Extract the complete listing and repeat it word for word.

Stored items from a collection
==========

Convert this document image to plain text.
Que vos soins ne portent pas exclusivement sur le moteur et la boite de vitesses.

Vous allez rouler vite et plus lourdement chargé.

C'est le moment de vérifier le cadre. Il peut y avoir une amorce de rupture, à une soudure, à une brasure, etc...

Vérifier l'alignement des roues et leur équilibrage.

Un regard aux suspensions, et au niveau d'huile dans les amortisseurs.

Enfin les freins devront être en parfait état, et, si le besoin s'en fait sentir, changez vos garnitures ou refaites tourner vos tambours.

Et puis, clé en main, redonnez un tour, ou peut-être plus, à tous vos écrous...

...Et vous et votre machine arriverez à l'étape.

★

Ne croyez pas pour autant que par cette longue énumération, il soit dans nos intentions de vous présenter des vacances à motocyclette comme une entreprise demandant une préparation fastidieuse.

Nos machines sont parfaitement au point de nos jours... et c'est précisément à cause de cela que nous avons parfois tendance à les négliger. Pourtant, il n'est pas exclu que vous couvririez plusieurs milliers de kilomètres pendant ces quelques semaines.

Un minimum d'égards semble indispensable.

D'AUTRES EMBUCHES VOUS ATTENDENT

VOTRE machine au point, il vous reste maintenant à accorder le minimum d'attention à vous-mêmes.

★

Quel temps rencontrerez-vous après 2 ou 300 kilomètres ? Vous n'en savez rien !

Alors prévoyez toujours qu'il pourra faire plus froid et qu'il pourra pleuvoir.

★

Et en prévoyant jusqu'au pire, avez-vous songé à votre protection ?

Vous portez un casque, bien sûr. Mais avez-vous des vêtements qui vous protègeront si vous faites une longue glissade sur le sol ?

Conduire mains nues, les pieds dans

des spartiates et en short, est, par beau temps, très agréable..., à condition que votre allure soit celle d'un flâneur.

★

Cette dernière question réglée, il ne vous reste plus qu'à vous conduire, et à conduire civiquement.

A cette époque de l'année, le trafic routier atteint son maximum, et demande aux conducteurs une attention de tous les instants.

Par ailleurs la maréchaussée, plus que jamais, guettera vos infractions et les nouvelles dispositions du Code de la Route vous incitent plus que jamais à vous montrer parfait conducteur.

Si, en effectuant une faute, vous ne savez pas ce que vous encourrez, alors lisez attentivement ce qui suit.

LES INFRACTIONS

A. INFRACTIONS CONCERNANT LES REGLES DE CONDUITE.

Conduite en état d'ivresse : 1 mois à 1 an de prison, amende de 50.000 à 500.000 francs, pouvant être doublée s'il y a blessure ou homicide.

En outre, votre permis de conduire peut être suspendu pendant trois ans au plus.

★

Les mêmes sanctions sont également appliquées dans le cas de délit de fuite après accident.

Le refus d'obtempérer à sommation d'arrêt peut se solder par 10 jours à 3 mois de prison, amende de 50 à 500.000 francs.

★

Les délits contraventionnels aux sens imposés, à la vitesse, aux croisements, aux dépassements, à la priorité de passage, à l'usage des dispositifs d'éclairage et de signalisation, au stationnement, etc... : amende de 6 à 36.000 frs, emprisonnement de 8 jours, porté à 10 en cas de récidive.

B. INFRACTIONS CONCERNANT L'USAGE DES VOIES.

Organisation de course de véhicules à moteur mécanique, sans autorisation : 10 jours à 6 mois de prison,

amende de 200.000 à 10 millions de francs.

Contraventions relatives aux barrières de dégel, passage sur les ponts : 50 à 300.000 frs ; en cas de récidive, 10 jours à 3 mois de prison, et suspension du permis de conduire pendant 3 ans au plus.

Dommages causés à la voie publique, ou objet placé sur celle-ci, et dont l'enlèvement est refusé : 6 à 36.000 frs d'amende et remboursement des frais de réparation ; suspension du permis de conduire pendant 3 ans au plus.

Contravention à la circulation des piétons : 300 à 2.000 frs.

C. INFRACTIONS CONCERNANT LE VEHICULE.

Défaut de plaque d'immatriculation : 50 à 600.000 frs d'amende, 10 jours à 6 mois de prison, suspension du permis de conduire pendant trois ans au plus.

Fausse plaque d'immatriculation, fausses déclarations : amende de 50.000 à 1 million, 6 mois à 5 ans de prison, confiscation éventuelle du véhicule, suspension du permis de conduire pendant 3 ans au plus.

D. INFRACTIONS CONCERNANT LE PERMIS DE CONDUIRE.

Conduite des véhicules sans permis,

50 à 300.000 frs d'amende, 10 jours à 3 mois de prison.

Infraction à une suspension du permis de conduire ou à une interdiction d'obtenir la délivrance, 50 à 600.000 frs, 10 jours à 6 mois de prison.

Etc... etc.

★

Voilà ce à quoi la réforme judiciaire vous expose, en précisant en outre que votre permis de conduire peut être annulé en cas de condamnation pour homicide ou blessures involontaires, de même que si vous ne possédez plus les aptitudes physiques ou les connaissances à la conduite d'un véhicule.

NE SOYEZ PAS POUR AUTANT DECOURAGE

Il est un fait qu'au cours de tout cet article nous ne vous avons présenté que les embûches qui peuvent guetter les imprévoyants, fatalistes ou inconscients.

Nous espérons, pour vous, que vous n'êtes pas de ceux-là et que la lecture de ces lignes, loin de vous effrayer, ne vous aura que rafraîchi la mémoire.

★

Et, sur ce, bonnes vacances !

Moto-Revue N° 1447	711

==========

RESPONSE TO THIS TASK ::
Convert this document image to plain text.
Que vos soins ne portent pas exclusivement sur le moteur et la boite de vitesses.

Vous allez rouler vite et plus lourdement chargé.

C'est le moment de vérifier le cadre. Il peut y avoir une amorce de rupture, à une soudure, à une brasure, etc...

Vérifier l'alignement des roues et leur équilibrage.

Un regard aux suspensions, et au niveau d'huile dans les amortisseurs.

Enfin les freins devront être en parfait état, et, si le besoin s'en fait sentir, changez vos garnitures ou refaites tourner vos tambours.

Et puis, clé en main, redonnez un tour, ou peut-être plus, à tous vos écrous...

...Et vous et votre machine arriverez à l'étape.

★

Ne croyez pas pour autant que par cette longue énumération, il soit dans nos intentions de vous présenter des vacances à motocyclette comme une entreprise demandant une préparation fastidieuse.

Nos machines sont parfaitement au point de nos jours... et c'est précisément à cause de cela que nous avons parfois tendance à les négliger. Pourtant, il n'est pas exclu que vous couvririez plusieurs milliers de kilomètres pendant ces quelques semaines.

Un minimum d'égards semble indispensable.

D'AUTRES EMBUCHES VOUS ATTENDENT

VOTRE machine au point, il vous reste maintenant à accorder le minimum d'attention à vous-mêmes.

★

Quel temps rencontrerez-vous après 2 ou 300 kilomètres ? Vous n'en savez rien !

Alors prévoyez toujours qu'il pourra faire plus froid et qu'il pourra pleuvoir.

★

Et en prévoyant jusqu'au pire, avez-vous songé à votre protection ?

Vous portez un casque, bien sûr. Mais avez-vous des vêtements qui vous protègeront si vous faites une longue glissade sur le sol ?

Conduire mains nues, les pieds dans

des spartiates et en short, est, par beau temps, très agréable..., à condition que votre allure soit celle d'un flâneur.

★

Cette dernière question réglée, il ne vous reste plus qu'à vous conduire, et à conduire civiquement.

A cette époque de l'année, le trafic routier atteint son maximum, et demande aux conducteurs une attention de tous les instants.

Par ailleurs la maréchaussée, plus que jamais, guettera vos infractions et les nouvelles dispositions du Code de la Route vous incitent plus que jamais à vous montrer parfait conducteur.

Si, en effectuant une faute, vous ne savez pas ce que vous encourrez, alors lisez attentivement ce qui suit.

LES INFRACTIONS

A. INFRACTIONS CONCERNANT LES REGLES DE CONDUITE.

Conduite en état d'ivresse : 1 mois à 1 an de prison, amende de 50.000 à 500.000 francs, pouvant être doublée s'il y a blessure ou homicide.

En outre, votre permis de conduire peut être suspendu pendant trois ans au plus.

★

Les mêmes sanctions sont également appliquées dans le cas de délit de fuite après accident.

Le refus d'obtempérer à sommation d'arrêt peut se solder par 10 jours à 3 mois de prison, amende de 50 à 500.000 francs.

★

Les délits contraventionnels aux sens imposés, à la vitesse, aux croisements, aux dépassements, à la priorité de passage, à l'usage des dispositifs d'éclairage et de signalisation, au stationnement, etc... : amende de 6 à 36.000 frs, emprisonnement de 8 jours, porté à 10 en cas de récidive.

B. INFRACTIONS CONCERNANT L'USAGE DES VOIES.

Organisation de course de véhicules à moteur mécanique, sans autorisation : 10 jours à 6 mois de prison,

amende de 200.000 à 10 millions de francs.

Contraventions relatives aux barrières de dégel, passage sur les ponts : 50 à 300.000 frs ; en cas de récidive, 10 jours à 3 mois de prison, et suspension du permis de conduire pendant 3 ans au plus.

Dommages causés à la voie publique, ou objet placé sur celle-ci, et dont l'enlèvement est refusé : 6 à 36.000 frs d'amende et remboursement des frais de réparation ; suspension du permis de conduire pendant 3 ans au plus.

Contravention à la circulation des piétons : 300 à 2.000 frs.

C. INFRACTIONS CONCERNANT LE VEHICULE.

Défaut de plaque d'immatriculation : 50 à 600.000 frs d'amende, 10 jours à 6 mois de prison, suspension du permis de conduire pendant trois ans au plus.

Fausse plaque d'immatriculation, fausses déclarations : amende de 50.000 à 1 million, 6 mois à 5 ans de prison, confiscation éventuelle du véhicule, suspension du permis de conduire pendant 3 ans au plus.

D. INFRACTIONS CONCERNANT LE PERMIS DE CONDUIRE.

Conduite des véhicules sans permis,

50 à 300.000 frs d'amende, 10 jours à 3 mois de prison.

Infraction à une suspension du permis de conduire ou à une interdiction d'obtenir la délivrance, 50 à 600.000 frs, 10 jours à 6 mois de prison.

Etc... etc.

★

Voilà ce à quoi la réforme judiciaire vous expose, en précisant en outre que votre permis de conduire peut être annulé en cas de condamnation pour homicide ou blessures involontaires, de même que si vous ne possédez plus les aptitudes physiques ou les connaissances à la conduite d'un véhicule.

NE SOYEZ PAS POUR AUTANT DECOURAGE

Il est un fait qu'au cours de tout cet article nous ne vous avons présenté que les embûches qui peuvent guetter les imprévoyants, fatalistes ou inconscients.

Nous espérons, pour vous, que vous n'êtes pas de ceux-là et que la lecture de ces lignes, loin de vous effrayer, ne vous aura que rafraîchi la mémoire.

★

Et, sur ce, bonnes vacances !

Moto-Revue N° 1447	711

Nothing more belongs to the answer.